## TASK PROMPT
All of the data below must be repeated exactly.

(Items from a dataset)
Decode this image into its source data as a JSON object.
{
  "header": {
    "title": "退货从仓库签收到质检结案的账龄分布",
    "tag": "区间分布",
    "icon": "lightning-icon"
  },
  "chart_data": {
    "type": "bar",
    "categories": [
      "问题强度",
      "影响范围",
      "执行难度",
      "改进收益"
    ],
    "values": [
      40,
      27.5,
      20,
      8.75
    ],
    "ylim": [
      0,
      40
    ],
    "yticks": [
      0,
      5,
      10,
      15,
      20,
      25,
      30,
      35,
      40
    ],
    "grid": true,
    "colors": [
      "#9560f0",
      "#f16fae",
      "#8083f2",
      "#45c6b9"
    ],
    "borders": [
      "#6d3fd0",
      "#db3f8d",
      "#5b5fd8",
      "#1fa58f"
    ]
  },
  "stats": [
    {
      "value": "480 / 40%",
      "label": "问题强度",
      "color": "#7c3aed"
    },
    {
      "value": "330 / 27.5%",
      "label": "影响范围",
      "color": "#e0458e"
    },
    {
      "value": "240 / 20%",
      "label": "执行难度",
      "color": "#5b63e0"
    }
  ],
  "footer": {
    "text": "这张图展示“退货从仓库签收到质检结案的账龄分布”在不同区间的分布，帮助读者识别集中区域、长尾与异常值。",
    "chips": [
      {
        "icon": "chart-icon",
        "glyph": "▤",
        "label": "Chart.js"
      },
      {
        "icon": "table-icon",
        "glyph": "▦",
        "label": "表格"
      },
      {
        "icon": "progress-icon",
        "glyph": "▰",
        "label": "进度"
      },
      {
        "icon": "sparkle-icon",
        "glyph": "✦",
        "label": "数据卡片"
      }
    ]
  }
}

## RESPONSE TO THIS TASK
Decode this image into its source data as a JSON object.
{
  "header": {
    "title": "退货从仓库签收到质检结案的账龄分布",
    "tag": "区间分布",
    "icon": "lightning-icon"
  },
  "chart_data": {
    "type": "bar",
    "categories": [
      "问题强度",
      "影响范围",
      "执行难度",
      "改进收益"
    ],
    "values": [
      40,
      27.5,
      20,
      8.75
    ],
    "ylim": [
      0,
      40
    ],
    "yticks": [
      0,
      5,
      10,
      15,
      20,
      25,
      30,
      35,
      40
    ],
    "grid": true,
    "colors": [
      "#9560f0",
      "#f16fae",
      "#8083f2",
      "#45c6b9"
    ],
    "borders": [
      "#6d3fd0",
      "#db3f8d",
      "#5b5fd8",
      "#1fa58f"
    ]
  },
  "stats": [
    {
      "value": "480 / 40%",
      "label": "问题强度",
      "color": "#7c3aed"
    },
    {
      "value": "330 / 27.5%",
      "label": "影响范围",
      "color": "#e0458e"
    },
    {
      "value": "240 / 20%",
      "label": "执行难度",
      "color": "#5b63e0"
    }
  ],
  "footer": {
    "text": "这张图展示“退货从仓库签收到质检结案的账龄分布”在不同区间的分布，帮助读者识别集中区域、长尾与异常值。",
    "chips": [
      {
        "icon": "chart-icon",
        "glyph": "▤",
        "label": "Chart.js"
      },
      {
        "icon": "table-icon",
        "glyph": "▦",
        "label": "表格"
      },
      {
        "icon": "progress-icon",
        "glyph": "▰",
        "label": "进度"
      },
      {
        "icon": "sparkle-icon",
        "glyph": "✦",
        "label": "数据卡片"
      }
    ]
  }
}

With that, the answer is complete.